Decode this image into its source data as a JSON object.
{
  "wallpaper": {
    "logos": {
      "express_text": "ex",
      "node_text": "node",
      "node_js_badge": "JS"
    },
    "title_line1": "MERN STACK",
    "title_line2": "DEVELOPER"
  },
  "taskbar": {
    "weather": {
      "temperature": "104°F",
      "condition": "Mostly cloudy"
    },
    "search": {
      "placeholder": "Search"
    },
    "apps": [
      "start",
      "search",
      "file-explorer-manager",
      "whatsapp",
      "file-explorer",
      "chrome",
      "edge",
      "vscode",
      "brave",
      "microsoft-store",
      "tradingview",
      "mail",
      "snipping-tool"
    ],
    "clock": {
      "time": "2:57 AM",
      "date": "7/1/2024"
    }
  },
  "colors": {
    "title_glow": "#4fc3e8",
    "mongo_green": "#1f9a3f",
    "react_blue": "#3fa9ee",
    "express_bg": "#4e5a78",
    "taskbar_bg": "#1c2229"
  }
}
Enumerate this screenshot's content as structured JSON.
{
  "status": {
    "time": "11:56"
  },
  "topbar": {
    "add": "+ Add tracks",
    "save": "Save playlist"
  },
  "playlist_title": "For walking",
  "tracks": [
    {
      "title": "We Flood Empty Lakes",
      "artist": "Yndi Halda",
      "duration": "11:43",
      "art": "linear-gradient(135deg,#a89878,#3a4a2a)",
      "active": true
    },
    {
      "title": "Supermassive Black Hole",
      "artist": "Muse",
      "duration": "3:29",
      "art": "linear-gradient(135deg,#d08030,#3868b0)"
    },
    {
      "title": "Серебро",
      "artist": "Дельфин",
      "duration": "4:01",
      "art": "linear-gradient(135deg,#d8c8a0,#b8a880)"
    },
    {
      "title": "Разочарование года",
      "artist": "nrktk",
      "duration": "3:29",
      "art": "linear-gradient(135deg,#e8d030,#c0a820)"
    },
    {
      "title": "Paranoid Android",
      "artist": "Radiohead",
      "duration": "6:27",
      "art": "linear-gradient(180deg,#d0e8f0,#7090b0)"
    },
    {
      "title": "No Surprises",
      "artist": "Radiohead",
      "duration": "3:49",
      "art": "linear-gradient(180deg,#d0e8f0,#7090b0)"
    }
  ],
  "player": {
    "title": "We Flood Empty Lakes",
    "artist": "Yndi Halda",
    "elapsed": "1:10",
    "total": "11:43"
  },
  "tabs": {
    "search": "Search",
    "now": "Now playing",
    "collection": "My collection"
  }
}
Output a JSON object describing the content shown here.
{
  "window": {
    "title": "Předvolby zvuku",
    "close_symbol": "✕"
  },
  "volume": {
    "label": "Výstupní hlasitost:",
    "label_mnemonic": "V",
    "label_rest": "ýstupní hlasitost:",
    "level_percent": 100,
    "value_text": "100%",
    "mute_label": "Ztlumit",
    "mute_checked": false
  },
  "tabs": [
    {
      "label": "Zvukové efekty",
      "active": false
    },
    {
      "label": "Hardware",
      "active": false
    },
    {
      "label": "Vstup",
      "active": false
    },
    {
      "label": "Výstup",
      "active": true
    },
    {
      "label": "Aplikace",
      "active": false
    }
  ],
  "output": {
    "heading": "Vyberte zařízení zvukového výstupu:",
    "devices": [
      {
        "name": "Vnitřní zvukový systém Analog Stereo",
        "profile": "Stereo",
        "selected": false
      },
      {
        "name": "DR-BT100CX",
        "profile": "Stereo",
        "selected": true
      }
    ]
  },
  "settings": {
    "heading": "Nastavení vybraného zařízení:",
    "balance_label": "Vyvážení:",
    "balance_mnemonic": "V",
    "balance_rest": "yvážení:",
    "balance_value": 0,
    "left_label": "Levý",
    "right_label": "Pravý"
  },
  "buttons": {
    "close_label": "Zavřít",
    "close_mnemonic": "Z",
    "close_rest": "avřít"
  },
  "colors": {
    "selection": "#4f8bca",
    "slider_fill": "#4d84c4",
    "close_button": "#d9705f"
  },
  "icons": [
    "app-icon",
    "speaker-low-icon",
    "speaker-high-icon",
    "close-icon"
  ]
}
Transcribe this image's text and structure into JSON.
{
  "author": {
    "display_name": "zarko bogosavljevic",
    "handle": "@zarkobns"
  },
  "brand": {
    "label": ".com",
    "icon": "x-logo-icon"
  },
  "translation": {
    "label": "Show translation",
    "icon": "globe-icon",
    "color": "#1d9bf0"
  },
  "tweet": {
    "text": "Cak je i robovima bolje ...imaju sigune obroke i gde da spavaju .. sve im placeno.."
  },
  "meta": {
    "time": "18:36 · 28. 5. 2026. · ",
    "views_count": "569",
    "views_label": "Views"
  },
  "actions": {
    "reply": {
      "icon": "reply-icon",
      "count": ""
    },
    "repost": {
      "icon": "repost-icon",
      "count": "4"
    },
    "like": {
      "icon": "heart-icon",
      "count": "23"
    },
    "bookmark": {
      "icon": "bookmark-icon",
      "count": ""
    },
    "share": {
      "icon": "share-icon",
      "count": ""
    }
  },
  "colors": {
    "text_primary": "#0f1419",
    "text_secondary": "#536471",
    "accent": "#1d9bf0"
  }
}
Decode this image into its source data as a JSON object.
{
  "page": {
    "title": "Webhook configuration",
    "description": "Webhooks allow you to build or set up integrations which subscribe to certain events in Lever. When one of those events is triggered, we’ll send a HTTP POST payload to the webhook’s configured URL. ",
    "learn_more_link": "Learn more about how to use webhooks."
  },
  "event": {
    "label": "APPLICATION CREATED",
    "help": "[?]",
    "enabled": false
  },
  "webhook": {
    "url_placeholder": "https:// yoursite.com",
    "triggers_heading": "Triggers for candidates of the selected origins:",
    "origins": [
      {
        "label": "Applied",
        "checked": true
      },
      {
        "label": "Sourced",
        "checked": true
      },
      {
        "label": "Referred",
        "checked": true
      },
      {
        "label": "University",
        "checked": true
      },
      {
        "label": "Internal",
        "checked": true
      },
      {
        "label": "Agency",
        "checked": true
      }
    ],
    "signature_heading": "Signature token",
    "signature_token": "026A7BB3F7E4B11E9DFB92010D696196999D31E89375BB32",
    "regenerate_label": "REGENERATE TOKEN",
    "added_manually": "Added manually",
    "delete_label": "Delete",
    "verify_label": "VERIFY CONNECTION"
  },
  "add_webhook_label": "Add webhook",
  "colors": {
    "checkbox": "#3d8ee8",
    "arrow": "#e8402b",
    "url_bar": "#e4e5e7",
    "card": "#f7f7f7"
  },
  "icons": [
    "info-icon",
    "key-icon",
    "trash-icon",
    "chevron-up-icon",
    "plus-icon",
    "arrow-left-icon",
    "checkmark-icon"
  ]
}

****************************************

▸ **Given task**
Copy out all lines above that include the string "explorer".

▸ **Task output**
      "file-explorer-manager",
      "file-explorer",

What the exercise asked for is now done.